◆ **Direction**: Lines containing the word "Market" are to be counted; state their number and nothing further.

◆ **Records from a collection of figures**:
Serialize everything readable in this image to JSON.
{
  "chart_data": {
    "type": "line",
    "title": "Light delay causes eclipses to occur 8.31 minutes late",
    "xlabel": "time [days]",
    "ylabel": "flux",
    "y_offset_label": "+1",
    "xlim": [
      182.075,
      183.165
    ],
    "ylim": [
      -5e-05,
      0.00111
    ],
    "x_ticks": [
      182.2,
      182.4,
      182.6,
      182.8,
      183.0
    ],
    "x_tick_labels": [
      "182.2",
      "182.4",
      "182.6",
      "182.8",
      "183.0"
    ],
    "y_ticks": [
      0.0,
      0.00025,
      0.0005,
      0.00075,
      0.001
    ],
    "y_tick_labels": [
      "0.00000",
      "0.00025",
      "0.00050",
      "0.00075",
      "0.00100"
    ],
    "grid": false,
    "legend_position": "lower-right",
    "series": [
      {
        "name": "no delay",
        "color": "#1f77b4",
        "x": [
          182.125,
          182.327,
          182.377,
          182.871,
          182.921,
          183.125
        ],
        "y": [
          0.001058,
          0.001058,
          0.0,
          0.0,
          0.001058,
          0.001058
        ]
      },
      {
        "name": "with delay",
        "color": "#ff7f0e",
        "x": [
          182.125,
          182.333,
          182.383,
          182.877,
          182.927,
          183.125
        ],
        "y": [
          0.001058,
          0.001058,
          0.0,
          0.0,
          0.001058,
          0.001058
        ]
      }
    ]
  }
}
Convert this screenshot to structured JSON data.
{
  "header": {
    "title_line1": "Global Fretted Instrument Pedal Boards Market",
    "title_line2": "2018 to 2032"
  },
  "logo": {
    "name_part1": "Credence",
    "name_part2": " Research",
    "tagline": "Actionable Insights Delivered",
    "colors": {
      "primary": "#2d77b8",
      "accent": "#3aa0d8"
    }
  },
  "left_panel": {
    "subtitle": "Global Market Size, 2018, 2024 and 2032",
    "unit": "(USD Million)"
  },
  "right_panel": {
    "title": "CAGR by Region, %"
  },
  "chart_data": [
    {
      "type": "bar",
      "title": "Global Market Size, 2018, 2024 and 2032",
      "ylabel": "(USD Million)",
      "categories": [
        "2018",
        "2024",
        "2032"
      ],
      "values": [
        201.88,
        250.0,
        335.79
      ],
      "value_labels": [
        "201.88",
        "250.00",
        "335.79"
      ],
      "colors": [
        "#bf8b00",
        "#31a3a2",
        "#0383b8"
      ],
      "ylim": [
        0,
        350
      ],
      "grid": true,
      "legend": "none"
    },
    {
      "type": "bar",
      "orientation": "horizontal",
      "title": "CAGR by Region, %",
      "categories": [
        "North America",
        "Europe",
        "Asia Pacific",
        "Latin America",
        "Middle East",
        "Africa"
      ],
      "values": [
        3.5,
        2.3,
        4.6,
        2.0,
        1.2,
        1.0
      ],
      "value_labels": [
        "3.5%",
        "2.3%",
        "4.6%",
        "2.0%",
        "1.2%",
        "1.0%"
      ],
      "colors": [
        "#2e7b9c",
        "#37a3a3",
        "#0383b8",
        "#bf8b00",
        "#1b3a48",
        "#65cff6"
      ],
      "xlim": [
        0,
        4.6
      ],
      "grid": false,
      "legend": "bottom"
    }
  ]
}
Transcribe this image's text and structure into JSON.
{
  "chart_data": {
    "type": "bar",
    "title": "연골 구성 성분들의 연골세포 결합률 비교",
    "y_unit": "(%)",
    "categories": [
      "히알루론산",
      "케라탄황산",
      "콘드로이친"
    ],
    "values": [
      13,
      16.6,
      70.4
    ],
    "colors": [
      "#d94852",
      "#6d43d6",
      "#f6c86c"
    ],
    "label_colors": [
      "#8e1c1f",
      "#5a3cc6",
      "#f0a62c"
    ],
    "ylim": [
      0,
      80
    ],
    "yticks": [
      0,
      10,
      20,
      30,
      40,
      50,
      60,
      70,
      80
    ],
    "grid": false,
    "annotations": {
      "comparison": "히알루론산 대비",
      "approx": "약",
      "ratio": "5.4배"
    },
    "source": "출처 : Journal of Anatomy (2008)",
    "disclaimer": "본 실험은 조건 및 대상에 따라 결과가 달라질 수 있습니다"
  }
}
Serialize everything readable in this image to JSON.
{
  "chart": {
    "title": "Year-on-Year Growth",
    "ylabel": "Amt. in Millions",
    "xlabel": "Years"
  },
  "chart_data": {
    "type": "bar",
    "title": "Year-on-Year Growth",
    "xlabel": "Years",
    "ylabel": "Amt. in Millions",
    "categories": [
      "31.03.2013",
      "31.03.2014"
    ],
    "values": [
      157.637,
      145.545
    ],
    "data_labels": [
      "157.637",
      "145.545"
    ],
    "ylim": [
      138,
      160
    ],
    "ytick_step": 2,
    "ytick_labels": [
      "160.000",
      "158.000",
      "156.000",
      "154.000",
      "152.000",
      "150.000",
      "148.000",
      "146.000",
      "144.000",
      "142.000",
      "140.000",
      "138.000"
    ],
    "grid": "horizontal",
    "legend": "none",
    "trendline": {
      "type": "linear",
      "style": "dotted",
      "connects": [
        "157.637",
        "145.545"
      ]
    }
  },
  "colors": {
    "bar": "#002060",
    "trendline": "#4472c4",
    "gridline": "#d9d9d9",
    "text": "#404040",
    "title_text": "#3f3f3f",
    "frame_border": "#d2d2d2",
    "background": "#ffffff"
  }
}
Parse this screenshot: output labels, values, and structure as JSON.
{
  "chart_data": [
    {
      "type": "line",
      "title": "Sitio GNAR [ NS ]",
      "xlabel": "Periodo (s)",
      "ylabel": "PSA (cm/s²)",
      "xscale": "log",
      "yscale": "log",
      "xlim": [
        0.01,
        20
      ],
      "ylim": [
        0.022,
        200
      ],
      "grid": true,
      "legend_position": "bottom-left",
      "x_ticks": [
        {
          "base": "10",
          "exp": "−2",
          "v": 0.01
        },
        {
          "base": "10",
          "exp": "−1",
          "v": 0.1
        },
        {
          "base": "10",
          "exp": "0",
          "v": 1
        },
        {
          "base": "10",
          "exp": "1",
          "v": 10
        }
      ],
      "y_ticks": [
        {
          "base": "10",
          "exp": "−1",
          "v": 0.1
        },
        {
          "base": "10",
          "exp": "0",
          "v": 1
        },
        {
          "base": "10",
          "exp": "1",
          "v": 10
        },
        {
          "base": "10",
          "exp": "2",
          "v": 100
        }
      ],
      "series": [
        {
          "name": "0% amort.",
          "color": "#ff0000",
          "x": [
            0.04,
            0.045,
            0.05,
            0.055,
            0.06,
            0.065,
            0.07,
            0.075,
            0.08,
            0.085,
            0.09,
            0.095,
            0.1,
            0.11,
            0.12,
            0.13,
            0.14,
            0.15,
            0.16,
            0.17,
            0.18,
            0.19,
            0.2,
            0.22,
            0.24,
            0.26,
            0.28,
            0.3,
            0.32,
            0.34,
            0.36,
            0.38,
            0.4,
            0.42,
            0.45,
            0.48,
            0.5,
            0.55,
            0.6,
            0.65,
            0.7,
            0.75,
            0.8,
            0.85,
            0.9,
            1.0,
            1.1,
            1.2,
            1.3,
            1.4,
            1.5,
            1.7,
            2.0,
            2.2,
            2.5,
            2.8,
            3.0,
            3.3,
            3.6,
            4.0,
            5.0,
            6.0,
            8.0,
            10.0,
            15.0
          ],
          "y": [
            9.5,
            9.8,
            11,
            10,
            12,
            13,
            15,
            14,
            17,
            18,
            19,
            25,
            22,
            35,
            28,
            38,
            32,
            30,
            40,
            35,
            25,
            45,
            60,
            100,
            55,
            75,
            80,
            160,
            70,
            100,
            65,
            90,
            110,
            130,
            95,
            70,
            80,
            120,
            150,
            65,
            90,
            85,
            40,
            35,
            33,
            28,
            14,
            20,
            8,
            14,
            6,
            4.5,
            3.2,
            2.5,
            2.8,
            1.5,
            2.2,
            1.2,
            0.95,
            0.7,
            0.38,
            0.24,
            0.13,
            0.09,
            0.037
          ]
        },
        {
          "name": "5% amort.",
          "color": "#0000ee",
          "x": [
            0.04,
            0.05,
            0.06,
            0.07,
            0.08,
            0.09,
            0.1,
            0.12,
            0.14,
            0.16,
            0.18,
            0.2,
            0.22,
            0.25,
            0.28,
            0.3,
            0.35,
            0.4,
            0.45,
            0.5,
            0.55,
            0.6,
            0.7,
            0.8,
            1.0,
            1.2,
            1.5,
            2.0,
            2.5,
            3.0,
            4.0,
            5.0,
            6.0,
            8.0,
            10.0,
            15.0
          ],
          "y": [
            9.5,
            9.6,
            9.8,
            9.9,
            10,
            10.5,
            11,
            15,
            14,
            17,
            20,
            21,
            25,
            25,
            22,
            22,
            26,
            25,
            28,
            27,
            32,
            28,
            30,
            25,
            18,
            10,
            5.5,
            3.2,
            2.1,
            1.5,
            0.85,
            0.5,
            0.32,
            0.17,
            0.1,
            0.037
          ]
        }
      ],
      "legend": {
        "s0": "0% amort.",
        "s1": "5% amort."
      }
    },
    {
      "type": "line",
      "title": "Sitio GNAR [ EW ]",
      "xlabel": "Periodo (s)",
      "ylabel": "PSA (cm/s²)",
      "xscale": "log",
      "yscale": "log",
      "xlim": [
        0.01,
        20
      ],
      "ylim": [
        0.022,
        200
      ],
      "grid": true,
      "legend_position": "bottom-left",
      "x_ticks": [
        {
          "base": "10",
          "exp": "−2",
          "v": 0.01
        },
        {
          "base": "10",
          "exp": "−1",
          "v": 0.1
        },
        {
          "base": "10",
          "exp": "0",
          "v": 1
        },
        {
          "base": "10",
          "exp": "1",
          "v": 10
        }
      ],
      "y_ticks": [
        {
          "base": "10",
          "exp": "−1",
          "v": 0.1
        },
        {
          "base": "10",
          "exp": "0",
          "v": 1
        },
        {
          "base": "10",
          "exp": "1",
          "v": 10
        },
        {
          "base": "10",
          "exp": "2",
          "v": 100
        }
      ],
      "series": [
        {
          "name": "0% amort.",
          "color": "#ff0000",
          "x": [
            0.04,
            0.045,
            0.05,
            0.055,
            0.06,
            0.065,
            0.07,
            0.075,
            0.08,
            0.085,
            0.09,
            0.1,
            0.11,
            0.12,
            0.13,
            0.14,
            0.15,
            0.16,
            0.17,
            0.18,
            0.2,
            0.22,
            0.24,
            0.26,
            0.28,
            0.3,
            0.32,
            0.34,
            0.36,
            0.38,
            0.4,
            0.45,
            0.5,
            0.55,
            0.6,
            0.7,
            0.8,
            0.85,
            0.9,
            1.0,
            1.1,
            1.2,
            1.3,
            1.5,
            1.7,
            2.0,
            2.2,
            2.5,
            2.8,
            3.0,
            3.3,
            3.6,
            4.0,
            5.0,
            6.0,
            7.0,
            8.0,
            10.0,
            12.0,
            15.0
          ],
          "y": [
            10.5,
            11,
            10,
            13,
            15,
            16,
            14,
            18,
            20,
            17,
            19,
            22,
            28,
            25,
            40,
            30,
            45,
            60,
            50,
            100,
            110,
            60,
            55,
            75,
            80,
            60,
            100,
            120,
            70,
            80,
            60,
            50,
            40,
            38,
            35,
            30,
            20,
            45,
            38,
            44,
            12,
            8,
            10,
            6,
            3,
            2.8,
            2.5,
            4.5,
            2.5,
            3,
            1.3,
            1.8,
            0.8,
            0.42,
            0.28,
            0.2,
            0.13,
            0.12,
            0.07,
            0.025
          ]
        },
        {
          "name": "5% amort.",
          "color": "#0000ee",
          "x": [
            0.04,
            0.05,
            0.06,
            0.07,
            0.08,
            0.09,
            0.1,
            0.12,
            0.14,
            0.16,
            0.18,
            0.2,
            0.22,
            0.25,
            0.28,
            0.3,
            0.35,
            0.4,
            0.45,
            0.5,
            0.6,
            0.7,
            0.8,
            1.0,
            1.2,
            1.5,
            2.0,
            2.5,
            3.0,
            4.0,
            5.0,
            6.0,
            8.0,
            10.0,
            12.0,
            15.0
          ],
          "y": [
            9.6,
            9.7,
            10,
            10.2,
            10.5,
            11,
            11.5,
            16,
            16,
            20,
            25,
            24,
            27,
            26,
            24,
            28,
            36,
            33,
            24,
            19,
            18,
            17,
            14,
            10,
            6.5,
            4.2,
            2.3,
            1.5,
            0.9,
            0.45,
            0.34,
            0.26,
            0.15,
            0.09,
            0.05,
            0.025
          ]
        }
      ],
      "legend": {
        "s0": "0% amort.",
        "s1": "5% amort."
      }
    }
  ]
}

◆ **Solution for this task**: 3